DATASET RECORDS:
[BEGIN]

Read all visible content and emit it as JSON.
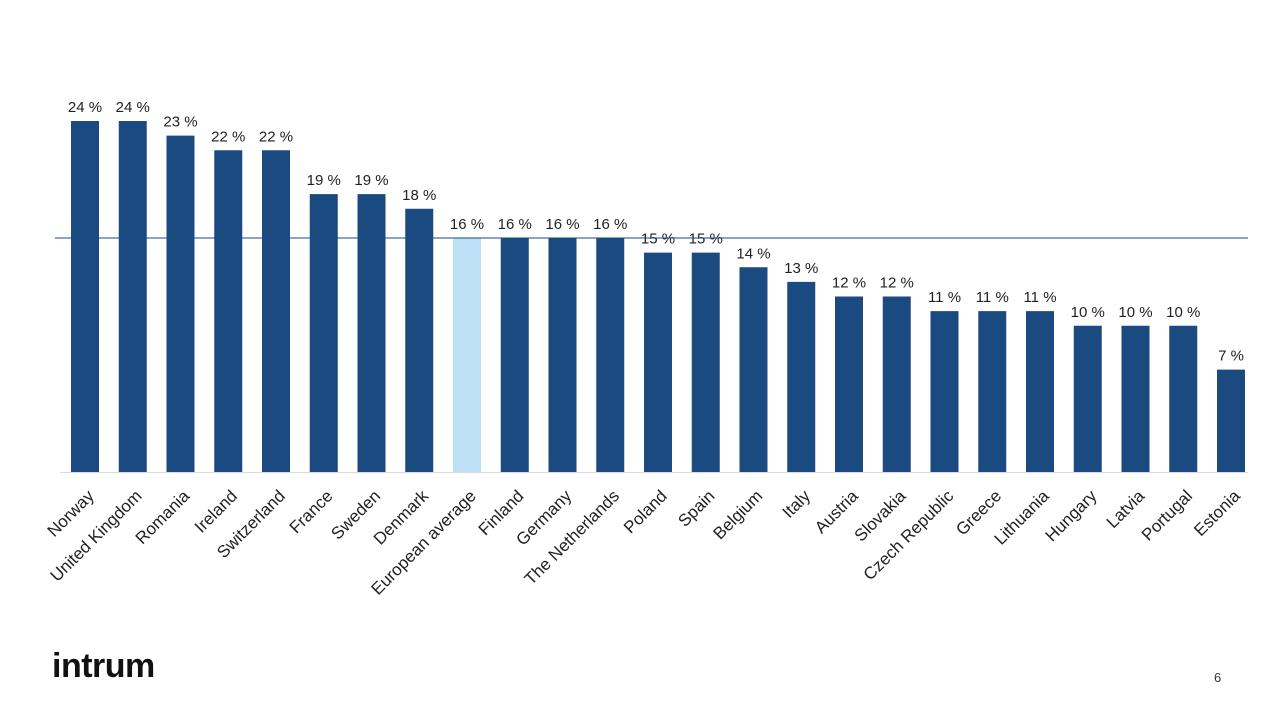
{
  "slide": {
    "logo_text": "intrum",
    "page_number": "6"
  },
  "colors": {
    "bar": "#1a4a80",
    "highlight_bar": "#bde0f6",
    "reference_line": "#1a4a80",
    "baseline": "#d9d9d9",
    "label": "#222222"
  },
  "chart_data": {
    "type": "bar",
    "title": "",
    "xlabel": "",
    "ylabel": "",
    "ylim": [
      0,
      24
    ],
    "grid": false,
    "legend": "none",
    "value_suffix": " %",
    "highlight_category": "European average",
    "reference_line_value": 16,
    "categories": [
      "Norway",
      "United Kingdom",
      "Romania",
      "Ireland",
      "Switzerland",
      "France",
      "Sweden",
      "Denmark",
      "European average",
      "Finland",
      "Germany",
      "The Netherlands",
      "Poland",
      "Spain",
      "Belgium",
      "Italy",
      "Austria",
      "Slovakia",
      "Czech Republic",
      "Greece",
      "Lithuania",
      "Hungary",
      "Latvia",
      "Portugal",
      "Estonia"
    ],
    "values": [
      24,
      24,
      23,
      22,
      22,
      19,
      19,
      18,
      16,
      16,
      16,
      16,
      15,
      15,
      14,
      13,
      12,
      12,
      11,
      11,
      11,
      10,
      10,
      10,
      7
    ]
  }
}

[END]

Reproduce all of the data exactly, omitting each picture it holds.

Read all visible content and emit it as JSON.
{
  "slide": {
    "logo_text": "intrum",
    "page_number": "6"
  },
  "colors": {
    "bar": "#1a4a80",
    "highlight_bar": "#bde0f6",
    "reference_line": "#1a4a80",
    "baseline": "#d9d9d9",
    "label": "#222222"
  },
  "chart_data": {
    "type": "bar",
    "title": "",
    "xlabel": "",
    "ylabel": "",
    "ylim": [
      0,
      24
    ],
    "grid": false,
    "legend": "none",
    "value_suffix": " %",
    "highlight_category": "European average",
    "reference_line_value": 16,
    "categories": [
      "Norway",
      "United Kingdom",
      "Romania",
      "Ireland",
      "Switzerland",
      "France",
      "Sweden",
      "Denmark",
      "European average",
      "Finland",
      "Germany",
      "The Netherlands",
      "Poland",
      "Spain",
      "Belgium",
      "Italy",
      "Austria",
      "Slovakia",
      "Czech Republic",
      "Greece",
      "Lithuania",
      "Hungary",
      "Latvia",
      "Portugal",
      "Estonia"
    ],
    "values": [
      24,
      24,
      23,
      22,
      22,
      19,
      19,
      18,
      16,
      16,
      16,
      16,
      15,
      15,
      14,
      13,
      12,
      12,
      11,
      11,
      11,
      10,
      10,
      10,
      7
    ]
  }
}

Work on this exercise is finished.